Start Data supplied

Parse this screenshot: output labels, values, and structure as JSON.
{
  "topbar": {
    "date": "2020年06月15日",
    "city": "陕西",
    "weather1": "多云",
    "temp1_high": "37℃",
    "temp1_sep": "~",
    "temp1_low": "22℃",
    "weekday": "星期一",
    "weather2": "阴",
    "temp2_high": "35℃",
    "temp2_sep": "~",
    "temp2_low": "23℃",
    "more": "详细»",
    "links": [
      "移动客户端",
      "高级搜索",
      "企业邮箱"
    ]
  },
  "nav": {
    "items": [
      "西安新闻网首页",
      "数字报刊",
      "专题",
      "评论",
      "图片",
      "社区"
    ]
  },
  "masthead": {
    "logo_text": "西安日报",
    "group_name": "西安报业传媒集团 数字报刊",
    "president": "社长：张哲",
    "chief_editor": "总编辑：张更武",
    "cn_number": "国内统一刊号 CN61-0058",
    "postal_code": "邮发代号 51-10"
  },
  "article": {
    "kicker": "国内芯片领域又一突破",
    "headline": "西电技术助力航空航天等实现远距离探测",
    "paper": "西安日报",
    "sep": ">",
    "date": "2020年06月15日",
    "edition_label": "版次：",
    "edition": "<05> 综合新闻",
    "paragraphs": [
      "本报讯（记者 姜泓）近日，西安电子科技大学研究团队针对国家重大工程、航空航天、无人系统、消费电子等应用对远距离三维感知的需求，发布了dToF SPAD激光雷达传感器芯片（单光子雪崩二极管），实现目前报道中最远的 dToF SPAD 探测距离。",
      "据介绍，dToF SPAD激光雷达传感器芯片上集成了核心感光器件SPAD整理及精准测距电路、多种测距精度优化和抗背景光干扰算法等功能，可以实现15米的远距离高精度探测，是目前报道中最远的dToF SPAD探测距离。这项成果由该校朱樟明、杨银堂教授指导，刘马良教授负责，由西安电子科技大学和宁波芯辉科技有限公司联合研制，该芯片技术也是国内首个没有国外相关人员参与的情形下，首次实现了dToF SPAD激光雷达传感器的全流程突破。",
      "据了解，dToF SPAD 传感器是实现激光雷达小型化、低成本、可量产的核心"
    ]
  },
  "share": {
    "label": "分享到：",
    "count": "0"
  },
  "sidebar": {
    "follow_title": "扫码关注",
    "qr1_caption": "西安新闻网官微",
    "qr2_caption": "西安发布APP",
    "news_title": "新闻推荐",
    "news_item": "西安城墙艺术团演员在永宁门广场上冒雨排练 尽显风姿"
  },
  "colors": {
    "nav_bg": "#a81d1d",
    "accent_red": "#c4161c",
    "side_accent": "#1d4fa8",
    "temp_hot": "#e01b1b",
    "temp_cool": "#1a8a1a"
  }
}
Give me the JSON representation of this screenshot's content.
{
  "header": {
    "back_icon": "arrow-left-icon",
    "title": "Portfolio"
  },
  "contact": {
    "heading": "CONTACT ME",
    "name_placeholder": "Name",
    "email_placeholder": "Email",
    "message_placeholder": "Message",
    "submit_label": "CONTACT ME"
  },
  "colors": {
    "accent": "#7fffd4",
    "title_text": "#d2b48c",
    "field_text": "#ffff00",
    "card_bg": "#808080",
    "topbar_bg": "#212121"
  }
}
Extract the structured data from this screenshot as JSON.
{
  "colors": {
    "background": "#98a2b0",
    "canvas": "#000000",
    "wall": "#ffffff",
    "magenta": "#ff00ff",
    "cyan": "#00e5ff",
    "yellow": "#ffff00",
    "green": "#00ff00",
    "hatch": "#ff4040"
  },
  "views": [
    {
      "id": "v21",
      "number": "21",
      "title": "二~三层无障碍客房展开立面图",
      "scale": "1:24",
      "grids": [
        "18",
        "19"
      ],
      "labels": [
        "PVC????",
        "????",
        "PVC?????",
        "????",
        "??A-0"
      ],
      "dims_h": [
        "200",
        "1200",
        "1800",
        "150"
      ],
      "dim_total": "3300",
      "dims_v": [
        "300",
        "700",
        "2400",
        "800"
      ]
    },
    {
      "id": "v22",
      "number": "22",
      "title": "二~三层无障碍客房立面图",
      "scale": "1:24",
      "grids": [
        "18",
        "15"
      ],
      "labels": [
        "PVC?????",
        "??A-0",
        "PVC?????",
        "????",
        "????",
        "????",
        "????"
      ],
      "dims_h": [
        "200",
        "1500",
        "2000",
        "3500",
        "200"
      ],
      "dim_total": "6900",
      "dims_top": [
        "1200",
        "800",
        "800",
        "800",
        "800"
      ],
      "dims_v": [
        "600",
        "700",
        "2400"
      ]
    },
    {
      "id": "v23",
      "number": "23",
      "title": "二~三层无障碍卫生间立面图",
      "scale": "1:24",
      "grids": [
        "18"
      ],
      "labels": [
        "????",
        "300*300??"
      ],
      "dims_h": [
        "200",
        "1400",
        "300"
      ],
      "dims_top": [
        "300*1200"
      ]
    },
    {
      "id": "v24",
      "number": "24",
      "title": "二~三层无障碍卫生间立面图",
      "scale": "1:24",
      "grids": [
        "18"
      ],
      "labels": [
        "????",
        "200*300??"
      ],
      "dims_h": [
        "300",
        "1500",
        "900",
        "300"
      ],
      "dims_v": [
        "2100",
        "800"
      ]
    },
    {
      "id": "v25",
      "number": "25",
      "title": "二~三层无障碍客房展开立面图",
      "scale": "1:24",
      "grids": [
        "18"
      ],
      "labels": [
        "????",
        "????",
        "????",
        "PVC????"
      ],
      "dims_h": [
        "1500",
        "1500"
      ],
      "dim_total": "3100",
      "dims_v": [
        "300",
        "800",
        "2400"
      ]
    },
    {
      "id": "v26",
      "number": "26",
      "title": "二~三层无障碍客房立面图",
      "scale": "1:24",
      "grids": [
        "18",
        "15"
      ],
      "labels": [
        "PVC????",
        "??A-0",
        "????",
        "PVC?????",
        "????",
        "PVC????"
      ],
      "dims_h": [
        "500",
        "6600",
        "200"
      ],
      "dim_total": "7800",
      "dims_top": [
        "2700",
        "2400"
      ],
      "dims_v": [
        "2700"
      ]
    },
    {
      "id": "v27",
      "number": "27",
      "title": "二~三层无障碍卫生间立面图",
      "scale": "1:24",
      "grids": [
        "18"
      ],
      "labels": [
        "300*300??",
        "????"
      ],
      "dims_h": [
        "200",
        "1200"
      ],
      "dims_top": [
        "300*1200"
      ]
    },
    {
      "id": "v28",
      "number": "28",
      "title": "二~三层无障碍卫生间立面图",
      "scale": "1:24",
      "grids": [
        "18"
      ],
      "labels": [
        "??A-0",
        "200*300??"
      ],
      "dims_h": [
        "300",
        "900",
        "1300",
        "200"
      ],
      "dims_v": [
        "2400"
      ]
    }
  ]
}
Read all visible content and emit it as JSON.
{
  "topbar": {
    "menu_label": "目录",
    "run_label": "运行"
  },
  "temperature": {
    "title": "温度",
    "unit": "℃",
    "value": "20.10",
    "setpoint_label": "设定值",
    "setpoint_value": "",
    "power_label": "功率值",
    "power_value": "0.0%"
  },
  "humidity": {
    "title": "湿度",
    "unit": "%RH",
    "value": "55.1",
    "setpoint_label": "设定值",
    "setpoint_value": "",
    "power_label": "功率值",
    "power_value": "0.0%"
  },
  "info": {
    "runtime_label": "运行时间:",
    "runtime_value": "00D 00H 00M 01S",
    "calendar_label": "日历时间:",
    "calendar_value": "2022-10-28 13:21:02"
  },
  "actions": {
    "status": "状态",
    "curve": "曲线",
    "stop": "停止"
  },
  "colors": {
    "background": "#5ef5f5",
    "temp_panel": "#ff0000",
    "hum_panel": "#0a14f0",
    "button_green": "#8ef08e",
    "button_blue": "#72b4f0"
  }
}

End Data supplied

■ **What needs to be done**: Working from the entries above, return all lines that contain "JSON".

■ **Answer to this problem**:
Parse this screenshot: output labels, values, and structure as JSON.
Give me the JSON representation of this screenshot's content.
Extract the structured data from this screenshot as JSON.
Read all visible content and emit it as JSON.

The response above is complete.